• **Information shown**:
□ □ □ □ □

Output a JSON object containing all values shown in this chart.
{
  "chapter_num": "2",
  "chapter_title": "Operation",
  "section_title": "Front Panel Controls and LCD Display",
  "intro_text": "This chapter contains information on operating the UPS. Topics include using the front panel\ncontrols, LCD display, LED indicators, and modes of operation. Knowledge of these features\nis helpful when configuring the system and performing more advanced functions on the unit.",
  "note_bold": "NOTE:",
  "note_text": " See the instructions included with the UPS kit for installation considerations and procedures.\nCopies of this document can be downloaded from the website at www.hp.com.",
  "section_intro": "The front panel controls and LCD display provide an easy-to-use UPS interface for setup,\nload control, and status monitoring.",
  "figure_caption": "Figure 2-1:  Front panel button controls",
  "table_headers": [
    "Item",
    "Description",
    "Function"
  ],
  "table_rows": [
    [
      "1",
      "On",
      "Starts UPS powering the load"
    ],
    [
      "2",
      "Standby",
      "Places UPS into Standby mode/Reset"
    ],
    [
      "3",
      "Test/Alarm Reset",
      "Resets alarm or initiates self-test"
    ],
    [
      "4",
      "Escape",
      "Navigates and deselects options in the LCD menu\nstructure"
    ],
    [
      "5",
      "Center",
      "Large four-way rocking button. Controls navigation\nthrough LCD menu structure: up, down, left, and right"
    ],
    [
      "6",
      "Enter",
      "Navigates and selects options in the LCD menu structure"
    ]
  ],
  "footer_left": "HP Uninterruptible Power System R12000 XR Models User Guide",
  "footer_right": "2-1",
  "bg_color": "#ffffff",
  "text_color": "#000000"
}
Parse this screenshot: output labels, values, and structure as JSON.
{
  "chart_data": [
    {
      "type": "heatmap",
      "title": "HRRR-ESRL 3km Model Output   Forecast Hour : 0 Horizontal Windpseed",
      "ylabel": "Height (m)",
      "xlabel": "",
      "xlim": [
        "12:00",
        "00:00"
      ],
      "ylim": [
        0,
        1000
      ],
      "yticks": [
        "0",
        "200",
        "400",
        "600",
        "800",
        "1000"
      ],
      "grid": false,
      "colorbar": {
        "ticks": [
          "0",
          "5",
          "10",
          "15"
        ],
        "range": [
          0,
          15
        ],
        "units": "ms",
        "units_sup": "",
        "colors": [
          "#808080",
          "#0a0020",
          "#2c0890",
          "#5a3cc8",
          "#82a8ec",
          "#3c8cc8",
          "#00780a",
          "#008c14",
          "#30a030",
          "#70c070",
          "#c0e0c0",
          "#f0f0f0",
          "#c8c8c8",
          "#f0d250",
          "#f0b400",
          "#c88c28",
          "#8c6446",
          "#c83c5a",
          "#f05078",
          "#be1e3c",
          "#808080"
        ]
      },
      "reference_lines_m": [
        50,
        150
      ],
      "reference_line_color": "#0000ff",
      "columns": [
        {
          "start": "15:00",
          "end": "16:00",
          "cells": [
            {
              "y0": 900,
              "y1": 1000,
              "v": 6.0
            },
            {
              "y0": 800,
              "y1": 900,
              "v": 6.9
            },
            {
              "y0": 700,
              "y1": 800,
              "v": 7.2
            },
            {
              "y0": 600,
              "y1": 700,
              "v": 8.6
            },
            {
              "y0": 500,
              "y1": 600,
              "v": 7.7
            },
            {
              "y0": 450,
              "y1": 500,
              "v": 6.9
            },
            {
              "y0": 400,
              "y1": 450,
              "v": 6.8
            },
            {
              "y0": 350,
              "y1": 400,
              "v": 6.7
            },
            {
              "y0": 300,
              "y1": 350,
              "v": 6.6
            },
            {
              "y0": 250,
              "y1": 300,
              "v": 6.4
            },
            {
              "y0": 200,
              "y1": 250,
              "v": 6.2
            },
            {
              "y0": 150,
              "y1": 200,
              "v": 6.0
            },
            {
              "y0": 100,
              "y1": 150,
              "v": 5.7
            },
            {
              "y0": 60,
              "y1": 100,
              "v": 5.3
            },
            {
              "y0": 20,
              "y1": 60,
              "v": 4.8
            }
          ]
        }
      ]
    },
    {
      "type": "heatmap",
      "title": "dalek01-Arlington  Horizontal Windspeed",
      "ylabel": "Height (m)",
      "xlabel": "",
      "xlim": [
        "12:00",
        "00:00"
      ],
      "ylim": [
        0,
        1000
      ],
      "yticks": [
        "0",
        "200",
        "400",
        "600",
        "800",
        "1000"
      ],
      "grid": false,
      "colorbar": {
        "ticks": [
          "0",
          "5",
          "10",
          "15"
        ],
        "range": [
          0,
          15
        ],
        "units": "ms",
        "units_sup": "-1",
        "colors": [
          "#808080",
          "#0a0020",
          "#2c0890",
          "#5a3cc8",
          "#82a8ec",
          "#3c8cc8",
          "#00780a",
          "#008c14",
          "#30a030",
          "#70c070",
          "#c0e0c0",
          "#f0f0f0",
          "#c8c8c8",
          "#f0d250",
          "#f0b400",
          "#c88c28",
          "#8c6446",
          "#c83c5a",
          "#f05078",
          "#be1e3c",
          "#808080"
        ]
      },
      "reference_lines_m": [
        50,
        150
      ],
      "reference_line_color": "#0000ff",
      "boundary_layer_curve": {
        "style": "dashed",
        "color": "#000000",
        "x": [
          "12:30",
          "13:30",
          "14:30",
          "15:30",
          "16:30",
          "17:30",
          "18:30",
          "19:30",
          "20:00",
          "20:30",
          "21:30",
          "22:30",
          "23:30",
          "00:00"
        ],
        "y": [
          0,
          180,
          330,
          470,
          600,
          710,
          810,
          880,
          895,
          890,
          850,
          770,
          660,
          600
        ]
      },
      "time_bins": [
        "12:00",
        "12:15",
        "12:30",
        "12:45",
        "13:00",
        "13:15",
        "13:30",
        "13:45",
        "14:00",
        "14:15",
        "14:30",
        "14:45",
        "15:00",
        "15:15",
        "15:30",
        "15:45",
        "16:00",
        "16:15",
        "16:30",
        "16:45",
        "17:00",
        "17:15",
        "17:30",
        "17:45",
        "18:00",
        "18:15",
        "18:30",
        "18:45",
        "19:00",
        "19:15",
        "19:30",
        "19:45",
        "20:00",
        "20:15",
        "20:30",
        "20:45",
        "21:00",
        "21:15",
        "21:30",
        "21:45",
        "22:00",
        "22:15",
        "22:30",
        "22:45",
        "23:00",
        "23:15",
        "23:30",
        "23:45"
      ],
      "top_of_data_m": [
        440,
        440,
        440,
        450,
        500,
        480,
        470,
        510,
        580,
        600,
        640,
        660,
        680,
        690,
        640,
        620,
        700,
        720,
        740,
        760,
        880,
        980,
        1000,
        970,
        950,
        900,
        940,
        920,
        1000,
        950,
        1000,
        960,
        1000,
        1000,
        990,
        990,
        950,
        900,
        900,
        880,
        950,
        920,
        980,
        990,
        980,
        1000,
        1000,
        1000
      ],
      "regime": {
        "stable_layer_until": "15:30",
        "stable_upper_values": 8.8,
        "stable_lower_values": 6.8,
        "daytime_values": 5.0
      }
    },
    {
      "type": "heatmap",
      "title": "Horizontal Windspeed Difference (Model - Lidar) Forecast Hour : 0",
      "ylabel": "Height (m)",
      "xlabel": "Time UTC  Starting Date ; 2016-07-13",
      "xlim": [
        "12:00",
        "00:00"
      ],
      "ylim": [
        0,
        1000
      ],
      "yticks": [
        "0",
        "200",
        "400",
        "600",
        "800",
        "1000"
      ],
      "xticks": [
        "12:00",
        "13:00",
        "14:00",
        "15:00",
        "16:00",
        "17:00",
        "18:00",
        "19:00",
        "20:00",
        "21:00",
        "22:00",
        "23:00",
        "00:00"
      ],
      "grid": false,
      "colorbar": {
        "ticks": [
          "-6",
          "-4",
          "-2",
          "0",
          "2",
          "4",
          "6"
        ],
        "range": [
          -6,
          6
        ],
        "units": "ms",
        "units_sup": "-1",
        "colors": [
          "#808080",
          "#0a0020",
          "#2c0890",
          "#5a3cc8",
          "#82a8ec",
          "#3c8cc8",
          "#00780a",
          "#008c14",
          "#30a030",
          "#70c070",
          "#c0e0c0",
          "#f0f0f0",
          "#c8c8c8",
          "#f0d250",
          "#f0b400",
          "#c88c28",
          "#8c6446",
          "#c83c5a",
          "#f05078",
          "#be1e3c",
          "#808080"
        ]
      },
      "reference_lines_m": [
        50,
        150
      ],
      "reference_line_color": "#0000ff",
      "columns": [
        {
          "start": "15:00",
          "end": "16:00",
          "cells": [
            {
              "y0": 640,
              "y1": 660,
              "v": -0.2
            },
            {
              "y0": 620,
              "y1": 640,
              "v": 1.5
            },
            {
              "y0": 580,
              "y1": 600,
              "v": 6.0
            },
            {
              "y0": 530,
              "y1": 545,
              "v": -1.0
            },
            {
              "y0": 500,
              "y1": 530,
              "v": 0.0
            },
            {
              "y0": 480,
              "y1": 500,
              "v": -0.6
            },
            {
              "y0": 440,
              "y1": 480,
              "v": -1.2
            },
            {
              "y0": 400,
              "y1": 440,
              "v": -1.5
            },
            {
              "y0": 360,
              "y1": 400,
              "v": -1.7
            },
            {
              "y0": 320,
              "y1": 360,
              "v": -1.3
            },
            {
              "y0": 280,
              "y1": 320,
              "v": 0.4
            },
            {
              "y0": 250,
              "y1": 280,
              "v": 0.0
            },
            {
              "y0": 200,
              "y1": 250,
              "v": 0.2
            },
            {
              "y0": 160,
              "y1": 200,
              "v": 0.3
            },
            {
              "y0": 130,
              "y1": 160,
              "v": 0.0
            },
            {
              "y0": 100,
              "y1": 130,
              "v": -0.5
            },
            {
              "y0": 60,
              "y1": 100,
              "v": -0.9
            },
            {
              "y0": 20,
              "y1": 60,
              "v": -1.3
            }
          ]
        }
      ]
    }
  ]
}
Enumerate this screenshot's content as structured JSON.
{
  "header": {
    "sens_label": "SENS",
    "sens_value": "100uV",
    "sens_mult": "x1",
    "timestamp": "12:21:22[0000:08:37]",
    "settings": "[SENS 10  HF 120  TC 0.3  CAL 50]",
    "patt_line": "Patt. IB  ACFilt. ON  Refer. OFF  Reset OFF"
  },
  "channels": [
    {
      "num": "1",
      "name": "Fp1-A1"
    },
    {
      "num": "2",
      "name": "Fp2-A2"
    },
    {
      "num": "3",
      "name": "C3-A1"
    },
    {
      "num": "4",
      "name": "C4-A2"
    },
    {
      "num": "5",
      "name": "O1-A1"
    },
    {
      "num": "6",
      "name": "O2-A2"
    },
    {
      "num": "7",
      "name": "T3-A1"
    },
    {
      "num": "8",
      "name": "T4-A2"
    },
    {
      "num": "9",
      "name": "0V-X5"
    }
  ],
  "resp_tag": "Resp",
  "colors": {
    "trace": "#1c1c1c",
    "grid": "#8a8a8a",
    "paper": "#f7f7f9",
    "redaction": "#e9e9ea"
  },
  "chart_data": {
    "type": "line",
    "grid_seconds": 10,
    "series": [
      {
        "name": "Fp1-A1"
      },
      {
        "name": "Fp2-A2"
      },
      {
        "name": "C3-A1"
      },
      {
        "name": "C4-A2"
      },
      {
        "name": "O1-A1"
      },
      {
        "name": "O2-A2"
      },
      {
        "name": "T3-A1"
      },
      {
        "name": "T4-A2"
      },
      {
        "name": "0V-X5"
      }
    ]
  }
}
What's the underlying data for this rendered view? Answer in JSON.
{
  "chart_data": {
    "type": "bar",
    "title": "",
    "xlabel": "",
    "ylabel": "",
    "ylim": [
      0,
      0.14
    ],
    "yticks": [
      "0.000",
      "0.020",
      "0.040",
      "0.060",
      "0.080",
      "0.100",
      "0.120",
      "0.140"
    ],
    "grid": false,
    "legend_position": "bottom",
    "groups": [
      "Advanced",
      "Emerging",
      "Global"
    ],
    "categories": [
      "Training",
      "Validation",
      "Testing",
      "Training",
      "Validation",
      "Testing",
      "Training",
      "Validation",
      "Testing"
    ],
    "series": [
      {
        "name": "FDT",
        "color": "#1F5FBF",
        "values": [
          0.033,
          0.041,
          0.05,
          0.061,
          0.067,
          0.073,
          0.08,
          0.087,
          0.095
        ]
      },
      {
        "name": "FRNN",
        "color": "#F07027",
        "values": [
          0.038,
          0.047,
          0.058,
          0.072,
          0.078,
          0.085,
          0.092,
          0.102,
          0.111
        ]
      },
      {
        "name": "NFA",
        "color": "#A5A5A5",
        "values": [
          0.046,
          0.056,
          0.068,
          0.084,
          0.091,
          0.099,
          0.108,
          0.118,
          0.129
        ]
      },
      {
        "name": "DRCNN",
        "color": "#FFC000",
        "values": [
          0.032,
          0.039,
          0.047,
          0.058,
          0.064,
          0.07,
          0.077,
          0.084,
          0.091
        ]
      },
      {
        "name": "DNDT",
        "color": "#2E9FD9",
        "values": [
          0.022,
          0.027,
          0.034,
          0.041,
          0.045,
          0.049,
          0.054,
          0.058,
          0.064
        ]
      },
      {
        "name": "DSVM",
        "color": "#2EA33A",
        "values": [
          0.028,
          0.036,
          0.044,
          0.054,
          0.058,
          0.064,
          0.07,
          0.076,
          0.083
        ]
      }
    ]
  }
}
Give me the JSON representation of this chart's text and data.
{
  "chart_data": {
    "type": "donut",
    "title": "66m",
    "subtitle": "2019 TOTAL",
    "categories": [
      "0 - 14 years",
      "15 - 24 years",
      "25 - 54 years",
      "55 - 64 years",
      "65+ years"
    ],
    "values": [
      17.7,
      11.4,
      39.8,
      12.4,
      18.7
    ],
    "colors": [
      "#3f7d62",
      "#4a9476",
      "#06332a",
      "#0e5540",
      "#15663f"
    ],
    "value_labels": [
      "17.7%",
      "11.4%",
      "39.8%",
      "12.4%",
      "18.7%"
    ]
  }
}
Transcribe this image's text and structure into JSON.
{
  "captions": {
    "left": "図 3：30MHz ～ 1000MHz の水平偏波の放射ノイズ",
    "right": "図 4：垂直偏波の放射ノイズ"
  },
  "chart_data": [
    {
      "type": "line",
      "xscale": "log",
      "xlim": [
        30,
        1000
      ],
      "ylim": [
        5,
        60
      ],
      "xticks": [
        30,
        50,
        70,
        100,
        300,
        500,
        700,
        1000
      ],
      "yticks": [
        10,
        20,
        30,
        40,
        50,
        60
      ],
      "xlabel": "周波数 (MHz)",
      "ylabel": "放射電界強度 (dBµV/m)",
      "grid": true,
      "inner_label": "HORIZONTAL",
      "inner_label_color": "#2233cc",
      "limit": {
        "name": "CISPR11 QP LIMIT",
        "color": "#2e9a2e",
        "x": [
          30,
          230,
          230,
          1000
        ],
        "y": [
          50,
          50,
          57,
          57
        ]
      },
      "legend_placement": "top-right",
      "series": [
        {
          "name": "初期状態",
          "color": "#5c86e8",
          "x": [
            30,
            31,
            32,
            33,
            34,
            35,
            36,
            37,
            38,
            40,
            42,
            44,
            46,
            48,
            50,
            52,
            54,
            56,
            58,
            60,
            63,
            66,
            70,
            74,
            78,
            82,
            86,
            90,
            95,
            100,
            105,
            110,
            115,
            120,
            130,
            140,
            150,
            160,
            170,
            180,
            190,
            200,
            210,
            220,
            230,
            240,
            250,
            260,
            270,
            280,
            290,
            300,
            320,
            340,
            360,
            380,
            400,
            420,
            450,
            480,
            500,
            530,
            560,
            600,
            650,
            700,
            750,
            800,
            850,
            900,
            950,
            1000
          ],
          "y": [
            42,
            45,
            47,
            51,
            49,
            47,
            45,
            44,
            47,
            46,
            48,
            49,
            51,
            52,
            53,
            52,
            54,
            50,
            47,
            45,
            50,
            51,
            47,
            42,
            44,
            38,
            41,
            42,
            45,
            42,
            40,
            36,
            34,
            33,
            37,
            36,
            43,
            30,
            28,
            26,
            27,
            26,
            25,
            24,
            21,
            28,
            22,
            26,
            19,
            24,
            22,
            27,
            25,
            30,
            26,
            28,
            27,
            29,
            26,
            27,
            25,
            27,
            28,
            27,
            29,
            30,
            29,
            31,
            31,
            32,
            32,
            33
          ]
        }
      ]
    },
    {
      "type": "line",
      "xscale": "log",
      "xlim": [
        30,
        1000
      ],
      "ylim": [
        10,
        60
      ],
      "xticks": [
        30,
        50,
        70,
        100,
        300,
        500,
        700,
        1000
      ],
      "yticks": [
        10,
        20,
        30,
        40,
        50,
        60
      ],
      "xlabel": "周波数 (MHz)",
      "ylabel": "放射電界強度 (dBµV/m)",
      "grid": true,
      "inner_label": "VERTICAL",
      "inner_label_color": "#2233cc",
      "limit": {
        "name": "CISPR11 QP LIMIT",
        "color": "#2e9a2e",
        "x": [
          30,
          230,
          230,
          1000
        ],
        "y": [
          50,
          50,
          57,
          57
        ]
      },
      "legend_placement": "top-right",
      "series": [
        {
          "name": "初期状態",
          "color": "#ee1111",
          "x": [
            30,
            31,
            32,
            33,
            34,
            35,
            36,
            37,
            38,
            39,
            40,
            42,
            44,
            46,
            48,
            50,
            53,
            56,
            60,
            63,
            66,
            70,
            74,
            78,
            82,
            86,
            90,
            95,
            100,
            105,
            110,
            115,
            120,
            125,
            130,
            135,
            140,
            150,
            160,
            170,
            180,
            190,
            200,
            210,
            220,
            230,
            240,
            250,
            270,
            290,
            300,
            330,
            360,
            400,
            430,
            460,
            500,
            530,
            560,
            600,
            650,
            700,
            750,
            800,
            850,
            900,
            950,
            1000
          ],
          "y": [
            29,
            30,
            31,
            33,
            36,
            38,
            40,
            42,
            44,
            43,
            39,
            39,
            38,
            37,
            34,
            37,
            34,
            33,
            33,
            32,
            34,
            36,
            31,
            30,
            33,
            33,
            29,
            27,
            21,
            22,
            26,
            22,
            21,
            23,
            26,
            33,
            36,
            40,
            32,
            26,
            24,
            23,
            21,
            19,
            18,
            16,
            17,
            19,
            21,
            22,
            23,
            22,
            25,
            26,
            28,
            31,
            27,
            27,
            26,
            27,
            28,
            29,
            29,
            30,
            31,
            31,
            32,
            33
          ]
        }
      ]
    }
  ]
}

□ □ □ □ □

• **Goal of the exercise**:
Say how many lines of the data include the string "screenshot". Nothing other than the number should be given.

• **Task result**:
2